▶ Work to complete
Find every line of the listing below where "this" appears, and copy it.

▶ Listed entries
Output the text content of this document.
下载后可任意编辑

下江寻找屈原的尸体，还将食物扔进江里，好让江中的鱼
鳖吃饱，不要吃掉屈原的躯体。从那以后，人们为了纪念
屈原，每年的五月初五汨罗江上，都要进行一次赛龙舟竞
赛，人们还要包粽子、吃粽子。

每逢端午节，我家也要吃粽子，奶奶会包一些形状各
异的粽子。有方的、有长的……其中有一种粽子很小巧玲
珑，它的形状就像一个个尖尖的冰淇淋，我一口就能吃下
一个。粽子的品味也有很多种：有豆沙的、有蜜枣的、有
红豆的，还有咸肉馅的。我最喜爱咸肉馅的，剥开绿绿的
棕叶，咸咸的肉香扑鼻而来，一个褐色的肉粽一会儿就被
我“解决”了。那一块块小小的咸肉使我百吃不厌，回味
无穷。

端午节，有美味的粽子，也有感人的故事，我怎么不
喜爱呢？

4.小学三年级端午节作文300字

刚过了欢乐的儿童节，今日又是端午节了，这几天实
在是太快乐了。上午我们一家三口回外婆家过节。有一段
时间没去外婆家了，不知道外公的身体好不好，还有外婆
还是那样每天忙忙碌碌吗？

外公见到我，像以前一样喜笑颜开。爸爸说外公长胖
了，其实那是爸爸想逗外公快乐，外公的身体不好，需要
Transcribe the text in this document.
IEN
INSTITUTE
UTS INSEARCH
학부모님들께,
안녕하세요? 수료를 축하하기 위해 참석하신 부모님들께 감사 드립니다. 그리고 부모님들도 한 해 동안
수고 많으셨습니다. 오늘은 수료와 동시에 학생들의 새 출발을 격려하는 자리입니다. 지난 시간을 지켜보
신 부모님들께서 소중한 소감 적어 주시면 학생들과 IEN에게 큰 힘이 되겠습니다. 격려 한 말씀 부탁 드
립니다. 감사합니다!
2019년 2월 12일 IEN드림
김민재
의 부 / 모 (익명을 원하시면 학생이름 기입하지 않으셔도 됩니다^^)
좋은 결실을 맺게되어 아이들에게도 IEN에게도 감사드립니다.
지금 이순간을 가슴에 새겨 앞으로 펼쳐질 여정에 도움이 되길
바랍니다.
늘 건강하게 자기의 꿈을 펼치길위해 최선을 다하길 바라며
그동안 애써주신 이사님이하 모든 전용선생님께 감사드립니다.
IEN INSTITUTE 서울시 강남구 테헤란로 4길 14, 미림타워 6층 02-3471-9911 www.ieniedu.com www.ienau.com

▶ Correct response
Output the text content of this document.
Transcribe the text in this document.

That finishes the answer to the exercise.